**Data entries**
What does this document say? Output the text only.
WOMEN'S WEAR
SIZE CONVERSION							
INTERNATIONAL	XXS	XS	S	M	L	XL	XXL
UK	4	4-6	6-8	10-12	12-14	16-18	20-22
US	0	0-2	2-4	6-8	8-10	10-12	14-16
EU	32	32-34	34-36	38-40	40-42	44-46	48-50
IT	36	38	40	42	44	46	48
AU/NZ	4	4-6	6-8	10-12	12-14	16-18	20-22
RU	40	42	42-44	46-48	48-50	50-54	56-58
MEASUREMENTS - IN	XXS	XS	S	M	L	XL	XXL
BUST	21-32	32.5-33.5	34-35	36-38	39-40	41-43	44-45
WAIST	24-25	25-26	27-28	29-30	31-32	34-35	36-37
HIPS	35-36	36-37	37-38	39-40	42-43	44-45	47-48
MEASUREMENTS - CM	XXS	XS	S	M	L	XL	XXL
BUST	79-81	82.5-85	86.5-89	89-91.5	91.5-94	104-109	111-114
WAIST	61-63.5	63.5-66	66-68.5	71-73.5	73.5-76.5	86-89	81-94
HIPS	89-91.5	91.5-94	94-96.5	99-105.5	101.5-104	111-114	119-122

**What this task involves**
Count every line in the preceding entries where the string "HIPS" appears, then state only the total.

**Exercise result**
2